-- Begin Available data --

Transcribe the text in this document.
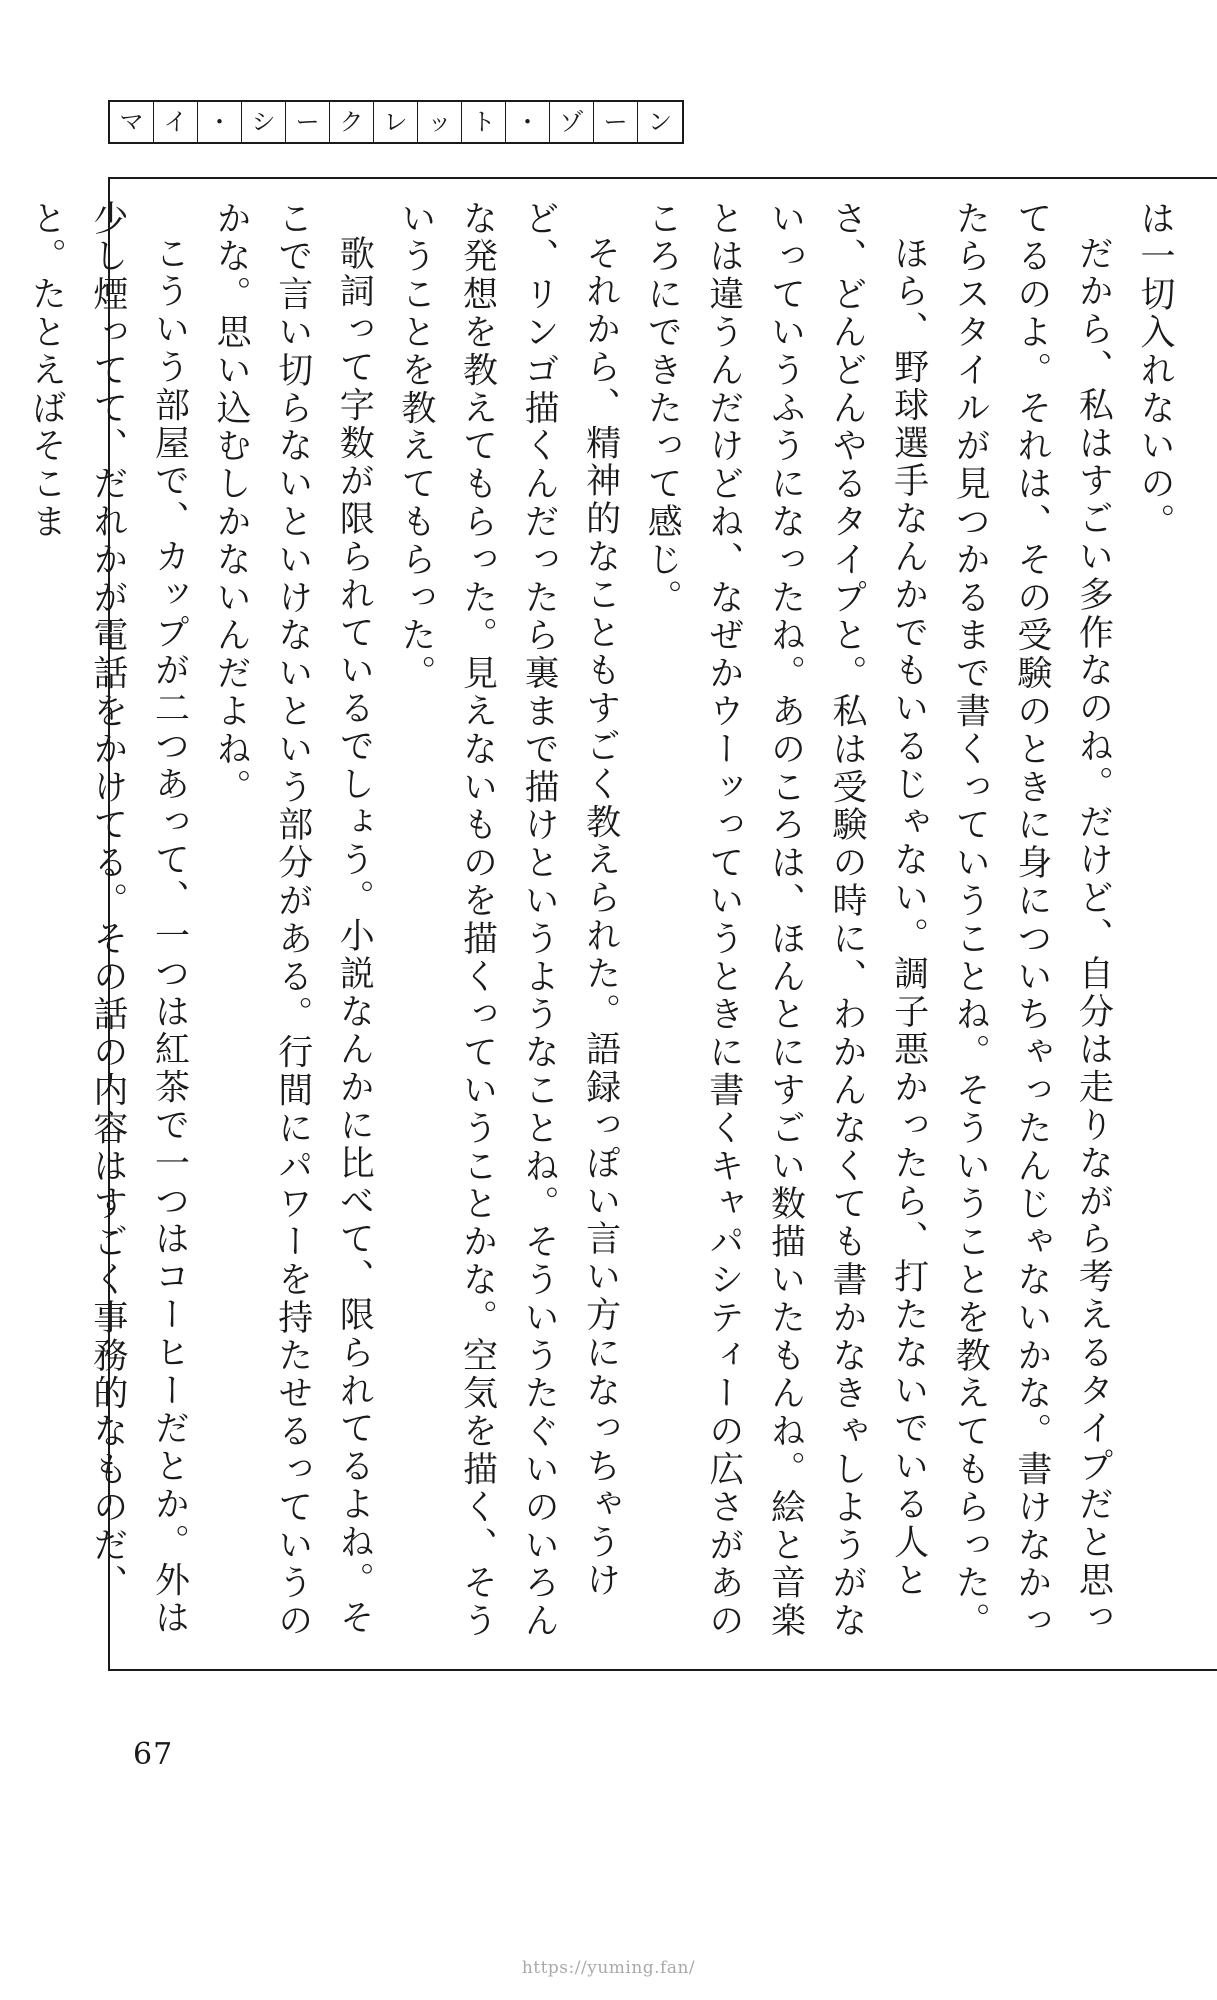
マ イ ・ シ ー ク レ ッ ト ・ ゾ ー ン

は一切入れないの。

だから、私はすごい多作なのね。だけど、自分は走りながら考えるタイプだと思ってるのよ。それは、その受験のときに身についちゃったんじゃないかな。書けなかったらスタイルが見つかるまで書くっていうことね。そういうことを教えてもらった。

ほら、野球選手なんかでもいるじゃない。調子悪かったら、打たないでいる人とさ、どんどんやるタイプと。私は受験の時に、わかんなくても書かなきゃしようがないっていうふうになったね。あのころは、ほんとにすごい数描いたもんね。絵と音楽とは違うんだけどね、なぜかウーッっていうときに書くキャパシティーの広さがあのころにできたって感じ。

それから、精神的なこともすごく教えられた。語録っぽい言い方になっちゃうけど、リンゴ描くんだったら裏まで描けというようなことね。そういうたぐいのいろんな発想を教えてもらった。見えないものを描くっていうことかな。空気を描く、そういうことを教えてもらった。

歌詞って字数が限られているでしょう。小説なんかに比べて、限られてるよね。そこで言い切らないといけないという部分がある。行間にパワーを持たせるっていうのかな。思い込むしかないんだよね。

こういう部屋で、カップが二つあって、一つは紅茶で一つはコーヒーだとか。外は少し煙ってて、だれかが電話をかけてる。その話の内容はすごく事務的なものだ、と。たとえばそこま

67
https://yuming.fan/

-- End Available data --

What is required –
Only a number is expected here: the count of lines in the listing that hold the string "そういうことを教えてもらった".

Problem solution –
2